OBJECTIVE —
Emit the entire listing verbatim.

GIVEN INFORMATION —
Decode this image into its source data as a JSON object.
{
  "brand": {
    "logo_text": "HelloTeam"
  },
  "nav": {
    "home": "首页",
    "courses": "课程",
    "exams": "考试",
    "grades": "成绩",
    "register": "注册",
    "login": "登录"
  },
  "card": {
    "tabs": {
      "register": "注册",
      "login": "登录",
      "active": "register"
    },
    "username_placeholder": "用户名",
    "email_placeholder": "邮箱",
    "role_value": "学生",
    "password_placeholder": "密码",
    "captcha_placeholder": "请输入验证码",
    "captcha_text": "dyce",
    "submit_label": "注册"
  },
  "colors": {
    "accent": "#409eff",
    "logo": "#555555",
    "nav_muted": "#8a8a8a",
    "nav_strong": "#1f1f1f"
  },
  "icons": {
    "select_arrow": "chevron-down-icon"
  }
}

FULL SOLUTION —
Decode this image into its source data as a JSON object.
{
  "brand": {
    "logo_text": "HelloTeam"
  },
  "nav": {
    "home": "首页",
    "courses": "课程",
    "exams": "考试",
    "grades": "成绩",
    "register": "注册",
    "login": "登录"
  },
  "card": {
    "tabs": {
      "register": "注册",
      "login": "登录",
      "active": "register"
    },
    "username_placeholder": "用户名",
    "email_placeholder": "邮箱",
    "role_value": "学生",
    "password_placeholder": "密码",
    "captcha_placeholder": "请输入验证码",
    "captcha_text": "dyce",
    "submit_label": "注册"
  },
  "colors": {
    "accent": "#409eff",
    "logo": "#555555",
    "nav_muted": "#8a8a8a",
    "nav_strong": "#1f1f1f"
  },
  "icons": {
    "select_arrow": "chevron-down-icon"
  }
}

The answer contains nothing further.